#### [Vorliegender Auszug]
Aufgelockert – oder sollte man besser sagen unterbrochen – werden die Erzählungen durch die „Lyrik Sektion“. Schon zu SAGITTARIUS-Zeiten stand ich Gedichten skeptisch gegenüber. Während bei einer Lesung, einem Vortrag, der Autor mit dem Publikum durch Geschwindigkeit und Betonung interagieren kann, ist das in der Printfassung nicht machbar. Einen Ansatzpunkt fanden die Exodus-Macher immerhin: Die Gedichte von Bernd Karwath und Francisco de Goya wurden mit thematisch passenden Bildmotiven hinterlegt, die recht gut mit dem Textinhalt in Wechselwirkung treten.
Eine weitere Neuerung ist der EXODUS-Essay. Franz Rottensteiner präsentiert unter der Überschrift „Science Fiction: Zukunftsliteratur? Pure Nostalgie!“ seine Gedanken zu diesem Thema. Seine These, die er aus der Standard-Biografie des gemeinen SF-Fans ableitet, ist, dass die Fans zu Alt-Fans werden und sowieso nur noch das lesen, was sie bei ihrem Einstieg gelesen haben. Weil „Haue“ für die eine Seite ja langweilig ist, bekommen die Autoren und Schriftsteller auch noch ihr Fett weg. Dicke Ziegel von Romanen kritisiert er und Trilogien von amerikanischen Autoren, die argumentieren „stand alone“ verkaufe sich nicht.
Im Gegenzug sind die Kurzgeschichten tot. Kein Großverlag, der sie anfassen mag. Alles klar, alles bekannt. Doch für all das gilt auch die Kernaussage: Der Markt bestimmt, was verlegt wird, will heißen, das Kaufverhalten der Konsumenten. Im Mainstream, im Film wird das noch deutlicher: Special-Effects, Action und 3D vermögen die dünne (Rottensteiner nennt es: dümmliche) Handlung nicht zu verdecken. Waren in den achtziger-Jahren bei Suhrkamp SF-Titel noch mit Auflagen von 10.000 bis 12.000 Exemplaren im Zeitraum vom zwei bis drei Jahren abverkaufbar, so waren es ein Jahrzehnt später gerade mal 2.000 bis 3.000 Stück.

#### [Bereitgestellte Daten]
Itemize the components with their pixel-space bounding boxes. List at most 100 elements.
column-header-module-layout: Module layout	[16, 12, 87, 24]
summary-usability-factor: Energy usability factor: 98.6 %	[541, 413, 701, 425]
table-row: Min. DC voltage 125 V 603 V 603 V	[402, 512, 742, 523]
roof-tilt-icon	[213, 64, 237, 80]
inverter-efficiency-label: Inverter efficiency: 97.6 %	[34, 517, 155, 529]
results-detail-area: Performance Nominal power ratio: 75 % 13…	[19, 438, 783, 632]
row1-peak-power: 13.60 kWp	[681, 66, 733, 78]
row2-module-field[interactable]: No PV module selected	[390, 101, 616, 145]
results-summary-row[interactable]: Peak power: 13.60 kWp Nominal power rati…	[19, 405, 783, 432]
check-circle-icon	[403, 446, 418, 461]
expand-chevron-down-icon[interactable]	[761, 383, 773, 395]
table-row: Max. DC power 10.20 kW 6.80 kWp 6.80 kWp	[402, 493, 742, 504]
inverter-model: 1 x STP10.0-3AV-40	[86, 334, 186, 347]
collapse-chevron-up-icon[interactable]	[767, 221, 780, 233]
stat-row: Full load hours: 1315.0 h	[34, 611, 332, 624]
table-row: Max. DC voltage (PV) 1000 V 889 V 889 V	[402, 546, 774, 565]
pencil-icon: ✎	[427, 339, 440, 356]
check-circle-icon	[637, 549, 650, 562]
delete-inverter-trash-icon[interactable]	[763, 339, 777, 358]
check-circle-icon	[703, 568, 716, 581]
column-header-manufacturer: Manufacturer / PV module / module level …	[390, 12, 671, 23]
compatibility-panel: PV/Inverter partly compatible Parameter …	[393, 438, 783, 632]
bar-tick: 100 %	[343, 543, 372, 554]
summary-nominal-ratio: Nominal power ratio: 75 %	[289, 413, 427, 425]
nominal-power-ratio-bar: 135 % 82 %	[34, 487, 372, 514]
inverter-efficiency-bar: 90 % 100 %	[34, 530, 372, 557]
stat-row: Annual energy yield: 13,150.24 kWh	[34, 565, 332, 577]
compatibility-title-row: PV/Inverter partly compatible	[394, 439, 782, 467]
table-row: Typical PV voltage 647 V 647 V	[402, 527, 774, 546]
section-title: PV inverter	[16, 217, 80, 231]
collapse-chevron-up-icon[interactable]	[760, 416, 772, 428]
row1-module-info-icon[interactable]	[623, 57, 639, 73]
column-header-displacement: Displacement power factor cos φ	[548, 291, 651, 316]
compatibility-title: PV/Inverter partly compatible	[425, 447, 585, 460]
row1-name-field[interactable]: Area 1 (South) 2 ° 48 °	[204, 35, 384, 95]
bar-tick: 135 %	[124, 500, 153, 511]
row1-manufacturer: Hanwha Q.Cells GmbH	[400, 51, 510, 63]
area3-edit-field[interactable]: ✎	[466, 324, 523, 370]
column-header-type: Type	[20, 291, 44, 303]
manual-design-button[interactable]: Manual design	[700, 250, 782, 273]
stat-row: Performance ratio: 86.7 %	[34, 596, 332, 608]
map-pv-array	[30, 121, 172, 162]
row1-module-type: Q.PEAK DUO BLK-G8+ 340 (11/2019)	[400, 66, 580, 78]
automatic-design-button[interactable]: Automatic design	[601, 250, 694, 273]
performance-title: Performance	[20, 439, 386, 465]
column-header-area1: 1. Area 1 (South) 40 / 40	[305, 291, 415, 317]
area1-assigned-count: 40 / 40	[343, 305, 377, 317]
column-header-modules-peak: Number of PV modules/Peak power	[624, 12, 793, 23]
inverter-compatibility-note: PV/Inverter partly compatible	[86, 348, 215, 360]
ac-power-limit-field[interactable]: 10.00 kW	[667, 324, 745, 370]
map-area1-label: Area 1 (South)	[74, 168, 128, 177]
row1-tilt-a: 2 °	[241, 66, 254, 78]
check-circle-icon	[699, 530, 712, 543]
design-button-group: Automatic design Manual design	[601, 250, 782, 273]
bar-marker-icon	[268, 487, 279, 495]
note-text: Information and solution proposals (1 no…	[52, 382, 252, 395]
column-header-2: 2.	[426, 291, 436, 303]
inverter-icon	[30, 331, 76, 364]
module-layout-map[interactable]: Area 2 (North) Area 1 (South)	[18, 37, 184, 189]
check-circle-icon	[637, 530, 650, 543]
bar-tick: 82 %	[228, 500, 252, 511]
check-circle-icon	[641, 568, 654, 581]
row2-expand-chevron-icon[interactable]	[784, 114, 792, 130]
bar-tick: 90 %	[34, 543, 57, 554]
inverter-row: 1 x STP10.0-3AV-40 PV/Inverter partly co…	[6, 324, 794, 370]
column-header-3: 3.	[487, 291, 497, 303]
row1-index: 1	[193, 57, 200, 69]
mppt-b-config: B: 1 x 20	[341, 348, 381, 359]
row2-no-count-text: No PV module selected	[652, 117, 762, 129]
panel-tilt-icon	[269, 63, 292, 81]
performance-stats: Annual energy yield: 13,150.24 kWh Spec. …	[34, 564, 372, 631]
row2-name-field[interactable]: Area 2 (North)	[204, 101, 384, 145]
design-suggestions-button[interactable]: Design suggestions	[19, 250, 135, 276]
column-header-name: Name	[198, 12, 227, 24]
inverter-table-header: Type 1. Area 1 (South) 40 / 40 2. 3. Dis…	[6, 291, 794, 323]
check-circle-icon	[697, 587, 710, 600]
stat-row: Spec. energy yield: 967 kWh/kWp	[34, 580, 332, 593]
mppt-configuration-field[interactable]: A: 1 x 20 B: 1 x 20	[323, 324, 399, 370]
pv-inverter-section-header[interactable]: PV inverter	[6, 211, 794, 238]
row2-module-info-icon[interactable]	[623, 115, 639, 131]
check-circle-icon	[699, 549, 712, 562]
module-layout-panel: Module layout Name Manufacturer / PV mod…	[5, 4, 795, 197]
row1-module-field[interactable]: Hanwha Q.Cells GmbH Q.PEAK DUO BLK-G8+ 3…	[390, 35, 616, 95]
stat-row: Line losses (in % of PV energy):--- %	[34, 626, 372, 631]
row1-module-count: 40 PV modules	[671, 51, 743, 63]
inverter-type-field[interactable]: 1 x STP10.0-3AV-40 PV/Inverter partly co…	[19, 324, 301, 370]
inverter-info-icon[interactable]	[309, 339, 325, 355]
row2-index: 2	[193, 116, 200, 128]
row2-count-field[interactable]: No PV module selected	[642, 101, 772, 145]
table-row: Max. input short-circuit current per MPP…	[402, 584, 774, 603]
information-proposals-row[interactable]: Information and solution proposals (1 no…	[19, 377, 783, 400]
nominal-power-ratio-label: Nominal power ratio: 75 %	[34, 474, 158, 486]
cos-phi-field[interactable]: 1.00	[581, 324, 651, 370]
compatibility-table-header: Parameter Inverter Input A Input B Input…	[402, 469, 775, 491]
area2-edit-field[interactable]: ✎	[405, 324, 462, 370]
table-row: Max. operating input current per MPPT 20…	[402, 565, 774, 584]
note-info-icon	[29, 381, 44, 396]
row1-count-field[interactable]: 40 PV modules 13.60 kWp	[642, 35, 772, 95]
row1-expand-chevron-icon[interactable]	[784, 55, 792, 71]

#### [Aufgabenstellung]
Welche Stelle im Auszug zu EXODUS liegt zwischen „Aufgelockert – oder“ und „in Wechselwirkung treten.“, beide eingeschlossen? Zitieren Sie diese Stelle wortgetreu. Die Auflistung stammt aus einer anderen Quelle.

#### [Lösung]
Aufgelockert – oder sollte man besser sagen unterbrochen – werden die Erzählungen durch die „Lyrik Sektion“. Schon zu SAGITTARIUS-Zeiten stand ich Gedichten skeptisch gegenüber. Während bei einer Lesung, einem Vortrag, der Autor mit dem Publikum durch Geschwindigkeit und Betonung interagieren kann, ist das in der Printfassung nicht machbar. Einen Ansatzpunkt fanden die Exodus-Macher immerhin: Die Gedichte von Bernd Karwath und Francisco de Goya wurden mit thematisch passenden Bildmotiven hinterlegt, die recht gut mit dem Textinhalt in Wechselwirkung treten.